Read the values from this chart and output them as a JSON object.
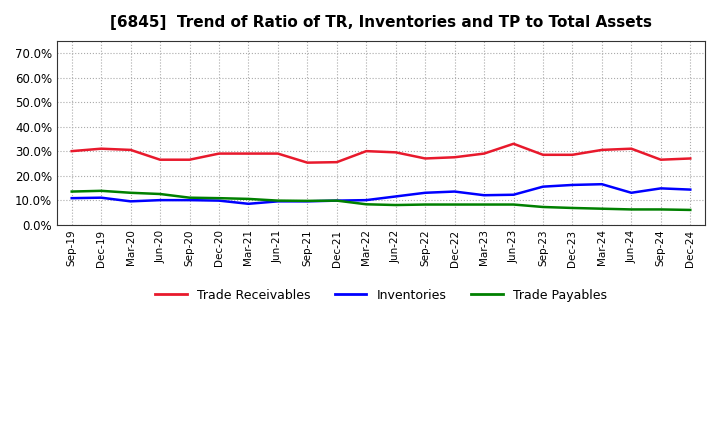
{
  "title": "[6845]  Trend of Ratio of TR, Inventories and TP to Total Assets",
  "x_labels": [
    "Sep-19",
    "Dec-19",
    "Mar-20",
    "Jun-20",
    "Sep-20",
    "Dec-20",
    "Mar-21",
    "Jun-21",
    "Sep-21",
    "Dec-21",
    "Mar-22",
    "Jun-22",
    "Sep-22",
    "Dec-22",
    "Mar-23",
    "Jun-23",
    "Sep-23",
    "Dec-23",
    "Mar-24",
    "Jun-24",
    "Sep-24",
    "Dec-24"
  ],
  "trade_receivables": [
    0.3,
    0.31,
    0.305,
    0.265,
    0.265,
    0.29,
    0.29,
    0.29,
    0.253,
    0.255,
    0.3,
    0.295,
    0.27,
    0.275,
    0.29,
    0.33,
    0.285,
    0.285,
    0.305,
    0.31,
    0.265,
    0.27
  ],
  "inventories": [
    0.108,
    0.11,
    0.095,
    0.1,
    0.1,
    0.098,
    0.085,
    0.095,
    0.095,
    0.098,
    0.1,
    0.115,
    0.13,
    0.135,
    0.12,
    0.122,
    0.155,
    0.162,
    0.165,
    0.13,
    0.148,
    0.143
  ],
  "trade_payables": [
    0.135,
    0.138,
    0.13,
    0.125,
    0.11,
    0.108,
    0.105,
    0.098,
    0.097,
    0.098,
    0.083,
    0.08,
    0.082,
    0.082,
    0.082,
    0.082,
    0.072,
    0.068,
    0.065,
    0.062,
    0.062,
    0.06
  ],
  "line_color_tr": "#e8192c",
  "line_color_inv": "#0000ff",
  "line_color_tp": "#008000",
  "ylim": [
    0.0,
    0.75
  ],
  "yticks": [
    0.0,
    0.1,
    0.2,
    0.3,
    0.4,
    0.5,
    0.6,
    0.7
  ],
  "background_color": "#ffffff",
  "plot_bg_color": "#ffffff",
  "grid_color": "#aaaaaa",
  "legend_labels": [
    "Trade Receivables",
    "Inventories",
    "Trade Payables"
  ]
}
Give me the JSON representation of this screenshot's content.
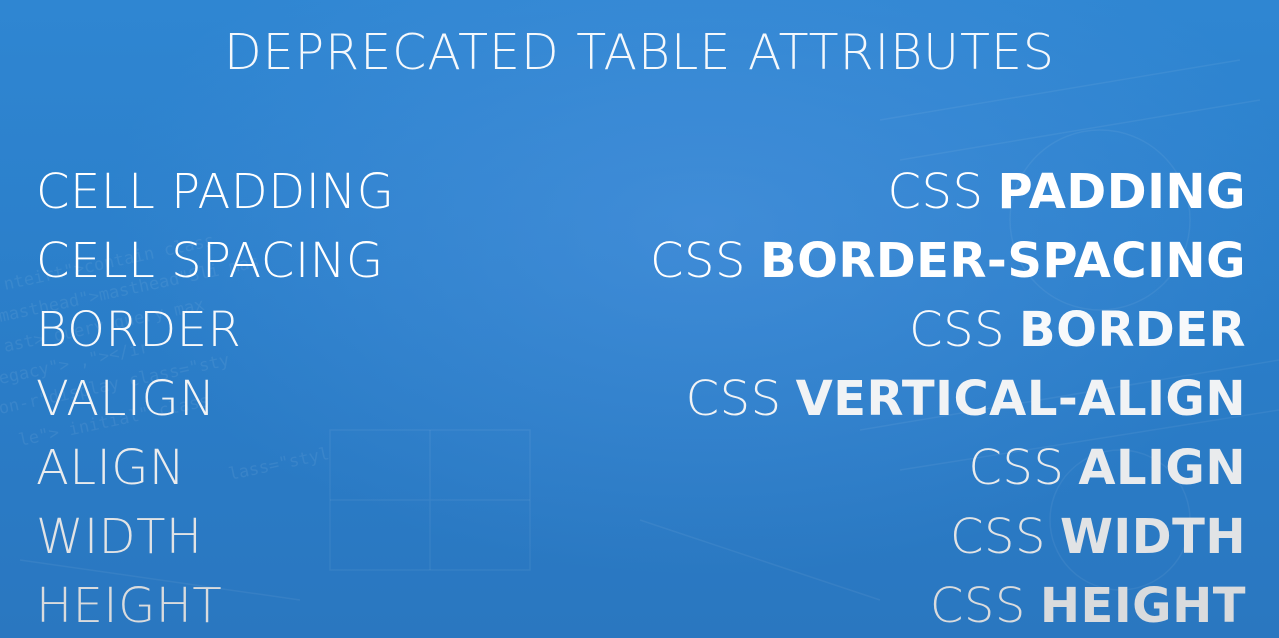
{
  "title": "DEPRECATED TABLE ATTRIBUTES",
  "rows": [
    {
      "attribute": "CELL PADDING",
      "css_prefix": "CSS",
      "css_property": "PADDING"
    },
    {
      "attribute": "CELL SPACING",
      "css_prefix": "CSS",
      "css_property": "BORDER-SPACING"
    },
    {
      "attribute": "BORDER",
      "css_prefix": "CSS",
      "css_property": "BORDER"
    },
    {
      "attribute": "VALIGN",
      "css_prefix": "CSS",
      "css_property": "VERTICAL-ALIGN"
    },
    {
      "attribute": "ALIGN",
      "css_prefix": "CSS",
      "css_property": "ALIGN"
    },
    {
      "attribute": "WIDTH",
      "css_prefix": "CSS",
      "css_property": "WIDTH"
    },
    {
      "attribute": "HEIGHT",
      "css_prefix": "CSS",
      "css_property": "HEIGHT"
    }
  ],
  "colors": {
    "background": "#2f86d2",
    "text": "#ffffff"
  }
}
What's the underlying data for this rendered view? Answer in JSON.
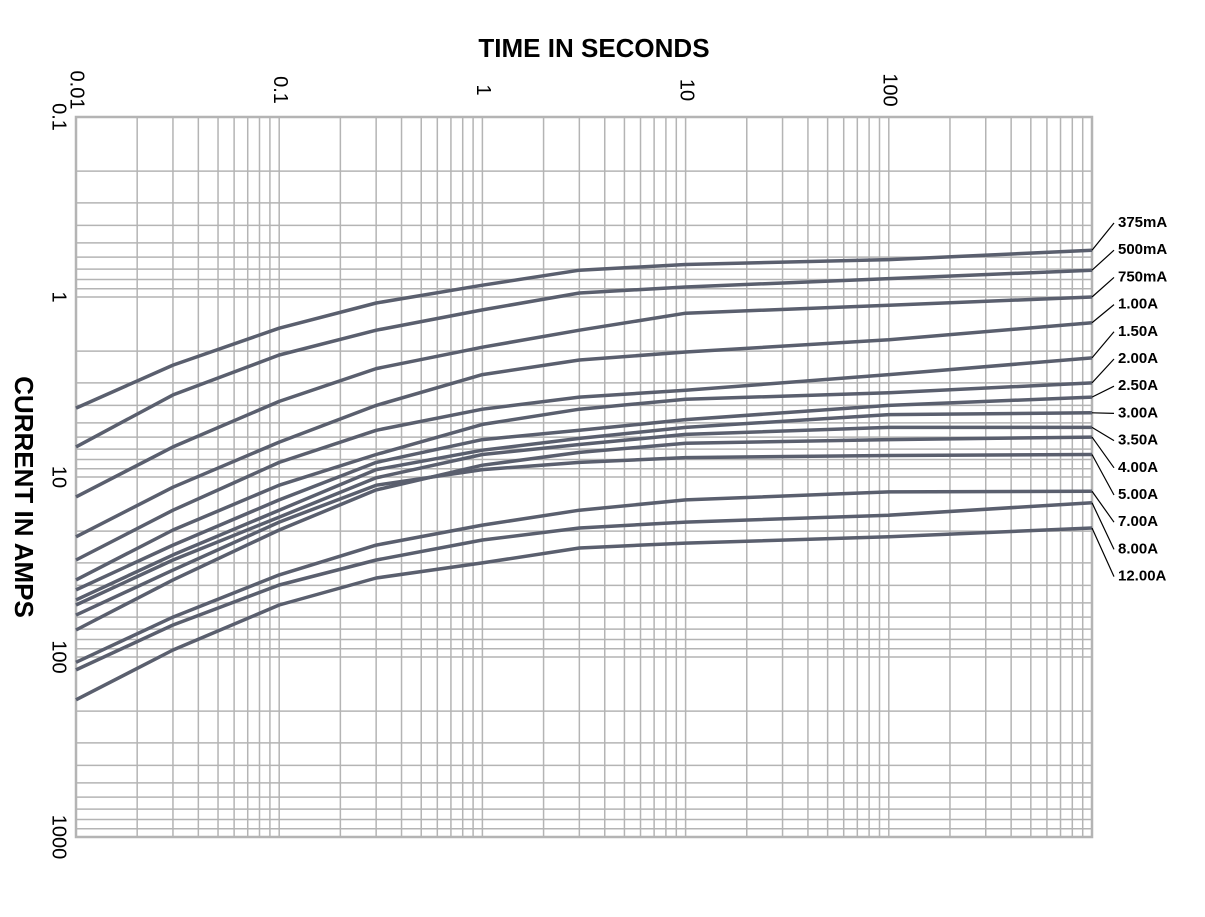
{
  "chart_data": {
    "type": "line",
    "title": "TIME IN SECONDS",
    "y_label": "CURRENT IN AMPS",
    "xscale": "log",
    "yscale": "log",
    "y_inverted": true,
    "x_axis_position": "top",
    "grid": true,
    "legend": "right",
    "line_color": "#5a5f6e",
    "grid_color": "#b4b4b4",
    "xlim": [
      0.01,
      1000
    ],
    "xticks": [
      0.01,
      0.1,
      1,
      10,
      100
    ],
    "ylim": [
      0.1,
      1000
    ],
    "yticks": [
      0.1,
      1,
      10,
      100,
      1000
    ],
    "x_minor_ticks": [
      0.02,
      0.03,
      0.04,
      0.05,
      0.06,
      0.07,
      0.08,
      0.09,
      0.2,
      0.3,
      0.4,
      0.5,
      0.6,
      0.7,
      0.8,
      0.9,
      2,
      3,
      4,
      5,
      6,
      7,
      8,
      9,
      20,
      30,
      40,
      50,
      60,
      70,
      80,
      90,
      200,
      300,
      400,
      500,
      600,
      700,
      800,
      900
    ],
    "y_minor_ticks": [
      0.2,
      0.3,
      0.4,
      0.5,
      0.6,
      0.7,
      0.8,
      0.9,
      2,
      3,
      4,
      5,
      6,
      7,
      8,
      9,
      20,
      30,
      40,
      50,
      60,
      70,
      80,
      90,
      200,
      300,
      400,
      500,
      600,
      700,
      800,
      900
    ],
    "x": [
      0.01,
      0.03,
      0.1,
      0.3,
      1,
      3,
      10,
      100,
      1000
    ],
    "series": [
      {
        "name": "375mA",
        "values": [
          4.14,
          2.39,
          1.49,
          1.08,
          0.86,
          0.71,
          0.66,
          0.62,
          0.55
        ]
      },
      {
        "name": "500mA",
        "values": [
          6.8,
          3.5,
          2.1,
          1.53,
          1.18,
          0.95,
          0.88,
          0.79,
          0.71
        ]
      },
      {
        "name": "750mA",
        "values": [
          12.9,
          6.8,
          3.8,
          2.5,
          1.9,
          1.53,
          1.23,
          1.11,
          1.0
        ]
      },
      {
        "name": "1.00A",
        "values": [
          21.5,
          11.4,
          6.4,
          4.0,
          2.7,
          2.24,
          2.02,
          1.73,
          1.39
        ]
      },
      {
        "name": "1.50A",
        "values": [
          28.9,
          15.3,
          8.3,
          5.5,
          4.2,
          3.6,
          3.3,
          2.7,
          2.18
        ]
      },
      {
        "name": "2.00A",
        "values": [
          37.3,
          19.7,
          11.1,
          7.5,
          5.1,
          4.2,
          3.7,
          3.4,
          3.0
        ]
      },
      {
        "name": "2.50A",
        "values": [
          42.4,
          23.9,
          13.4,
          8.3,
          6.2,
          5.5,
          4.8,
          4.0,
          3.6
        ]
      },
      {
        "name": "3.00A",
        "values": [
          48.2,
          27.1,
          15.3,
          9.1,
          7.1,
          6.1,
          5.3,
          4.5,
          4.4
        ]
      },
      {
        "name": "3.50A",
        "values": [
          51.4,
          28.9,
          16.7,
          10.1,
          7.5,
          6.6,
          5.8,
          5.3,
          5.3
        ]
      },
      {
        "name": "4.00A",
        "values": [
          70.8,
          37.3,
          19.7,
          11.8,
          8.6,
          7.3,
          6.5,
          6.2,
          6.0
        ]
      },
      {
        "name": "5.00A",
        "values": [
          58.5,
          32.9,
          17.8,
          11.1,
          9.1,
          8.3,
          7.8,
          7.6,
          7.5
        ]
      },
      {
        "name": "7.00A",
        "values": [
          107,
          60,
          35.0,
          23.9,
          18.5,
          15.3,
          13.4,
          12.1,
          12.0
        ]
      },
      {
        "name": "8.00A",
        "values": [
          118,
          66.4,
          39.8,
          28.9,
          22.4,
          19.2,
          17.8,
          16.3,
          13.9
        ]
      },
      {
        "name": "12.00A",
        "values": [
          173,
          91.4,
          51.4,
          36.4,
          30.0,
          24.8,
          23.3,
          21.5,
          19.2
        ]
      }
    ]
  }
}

====

**Given exercise**
Drop the images and repeat the data exactly.

**Correct response**
Read the values from this chart and output them as a JSON object.
{
  "title": "[6845]  Trend of Ratio of TR, Inventories and TP to Total Assets",
  "x_labels": [
    "Sep-19",
    "Dec-19",
    "Mar-20",
    "Jun-20",
    "Sep-20",
    "Dec-20",
    "Mar-21",
    "Jun-21",
    "Sep-21",
    "Dec-21",
    "Mar-22",
    "Jun-22",
    "Sep-22",
    "Dec-22",
    "Mar-23",
    "Jun-23",
    "Sep-23",
    "Dec-23",
    "Mar-24",
    "Jun-24",
    "Sep-24",
    "Dec-24"
  ],
  "trade_receivables": [
    0.3,
    0.31,
    0.305,
    0.265,
    0.265,
    0.29,
    0.29,
    0.29,
    0.253,
    0.255,
    0.3,
    0.295,
    0.27,
    0.275,
    0.29,
    0.33,
    0.285,
    0.285,
    0.305,
    0.31,
    0.265,
    0.27
  ],
  "inventories": [
    0.108,
    0.11,
    0.095,
    0.1,
    0.1,
    0.098,
    0.085,
    0.095,
    0.095,
    0.098,
    0.1,
    0.115,
    0.13,
    0.135,
    0.12,
    0.122,
    0.155,
    0.162,
    0.165,
    0.13,
    0.148,
    0.143
  ],
  "trade_payables": [
    0.135,
    0.138,
    0.13,
    0.125,
    0.11,
    0.108,
    0.105,
    0.098,
    0.097,
    0.098,
    0.083,
    0.08,
    0.082,
    0.082,
    0.082,
    0.082,
    0.072,
    0.068,
    0.065,
    0.062,
    0.062,
    0.06
  ],
  "line_color_tr": "#e8192c",
  "line_color_inv": "#0000ff",
  "line_color_tp": "#008000",
  "ylim": [
    0.0,
    0.75
  ],
  "yticks": [
    0.0,
    0.1,
    0.2,
    0.3,
    0.4,
    0.5,
    0.6,
    0.7
  ],
  "background_color": "#ffffff",
  "plot_bg_color": "#ffffff",
  "grid_color": "#aaaaaa",
  "legend_labels": [
    "Trade Receivables",
    "Inventories",
    "Trade Payables"
  ]
}
Give me the JSON representation of this screenshot's content.
{
  "title": "DEPRECATED TABLE ATTRIBUTES",
  "rows": [
    {
      "attribute": "CELL PADDING",
      "css_prefix": "CSS",
      "css_property": "PADDING"
    },
    {
      "attribute": "CELL SPACING",
      "css_prefix": "CSS",
      "css_property": "BORDER-SPACING"
    },
    {
      "attribute": "BORDER",
      "css_prefix": "CSS",
      "css_property": "BORDER"
    },
    {
      "attribute": "VALIGN",
      "css_prefix": "CSS",
      "css_property": "VERTICAL-ALIGN"
    },
    {
      "attribute": "ALIGN",
      "css_prefix": "CSS",
      "css_property": "ALIGN"
    },
    {
      "attribute": "WIDTH",
      "css_prefix": "CSS",
      "css_property": "WIDTH"
    },
    {
      "attribute": "HEIGHT",
      "css_prefix": "CSS",
      "css_property": "HEIGHT"
    }
  ],
  "colors": {
    "background": "#2f86d2",
    "text": "#ffffff"
  }
}
What's the underlying data for this rendered view? Answer in JSON.
{
  "chart_data": {
    "type": "line",
    "title": "TIME IN SECONDS",
    "y_label": "CURRENT IN AMPS",
    "xscale": "log",
    "yscale": "log",
    "y_inverted": true,
    "x_axis_position": "top",
    "grid": true,
    "legend": "right",
    "line_color": "#5a5f6e",
    "grid_color": "#b4b4b4",
    "xlim": [
      0.01,
      1000
    ],
    "xticks": [
      0.01,
      0.1,
      1,
      10,
      100
    ],
    "ylim": [
      0.1,
      1000
    ],
    "yticks": [
      0.1,
      1,
      10,
      100,
      1000
    ],
    "x_minor_ticks": [
      0.02,
      0.03,
      0.04,
      0.05,
      0.06,
      0.07,
      0.08,
      0.09,
      0.2,
      0.3,
      0.4,
      0.5,
      0.6,
      0.7,
      0.8,
      0.9,
      2,
      3,
      4,
      5,
      6,
      7,
      8,
      9,
      20,
      30,
      40,
      50,
      60,
      70,
      80,
      90,
      200,
      300,
      400,
      500,
      600,
      700,
      800,
      900
    ],
    "y_minor_ticks": [
      0.2,
      0.3,
      0.4,
      0.5,
      0.6,
      0.7,
      0.8,
      0.9,
      2,
      3,
      4,
      5,
      6,
      7,
      8,
      9,
      20,
      30,
      40,
      50,
      60,
      70,
      80,
      90,
      200,
      300,
      400,
      500,
      600,
      700,
      800,
      900
    ],
    "x": [
      0.01,
      0.03,
      0.1,
      0.3,
      1,
      3,
      10,
      100,
      1000
    ],
    "series": [
      {
        "name": "375mA",
        "values": [
          4.14,
          2.39,
          1.49,
          1.08,
          0.86,
          0.71,
          0.66,
          0.62,
          0.55
        ]
      },
      {
        "name": "500mA",
        "values": [
          6.8,
          3.5,
          2.1,
          1.53,
          1.18,
          0.95,
          0.88,
          0.79,
          0.71
        ]
      },
      {
        "name": "750mA",
        "values": [
          12.9,
          6.8,
          3.8,
          2.5,
          1.9,
          1.53,
          1.23,
          1.11,
          1.0
        ]
      },
      {
        "name": "1.00A",
        "values": [
          21.5,
          11.4,
          6.4,
          4.0,
          2.7,
          2.24,
          2.02,
          1.73,
          1.39
        ]
      },
      {
        "name": "1.50A",
        "values": [
          28.9,
          15.3,
          8.3,
          5.5,
          4.2,
          3.6,
          3.3,
          2.7,
          2.18
        ]
      },
      {
        "name": "2.00A",
        "values": [
          37.3,
          19.7,
          11.1,
          7.5,
          5.1,
          4.2,
          3.7,
          3.4,
          3.0
        ]
      },
      {
        "name": "2.50A",
        "values": [
          42.4,
          23.9,
          13.4,
          8.3,
          6.2,
          5.5,
          4.8,
          4.0,
          3.6
        ]
      },
      {
        "name": "3.00A",
        "values": [
          48.2,
          27.1,
          15.3,
          9.1,
          7.1,
          6.1,
          5.3,
          4.5,
          4.4
        ]
      },
      {
        "name": "3.50A",
        "values": [
          51.4,
          28.9,
          16.7,
          10.1,
          7.5,
          6.6,
          5.8,
          5.3,
          5.3
        ]
      },
      {
        "name": "4.00A",
        "values": [
          70.8,
          37.3,
          19.7,
          11.8,
          8.6,
          7.3,
          6.5,
          6.2,
          6.0
        ]
      },
      {
        "name": "5.00A",
        "values": [
          58.5,
          32.9,
          17.8,
          11.1,
          9.1,
          8.3,
          7.8,
          7.6,
          7.5
        ]
      },
      {
        "name": "7.00A",
        "values": [
          107,
          60,
          35.0,
          23.9,
          18.5,
          15.3,
          13.4,
          12.1,
          12.0
        ]
      },
      {
        "name": "8.00A",
        "values": [
          118,
          66.4,
          39.8,
          28.9,
          22.4,
          19.2,
          17.8,
          16.3,
          13.9
        ]
      },
      {
        "name": "12.00A",
        "values": [
          173,
          91.4,
          51.4,
          36.4,
          30.0,
          24.8,
          23.3,
          21.5,
          19.2
        ]
      }
    ]
  }
}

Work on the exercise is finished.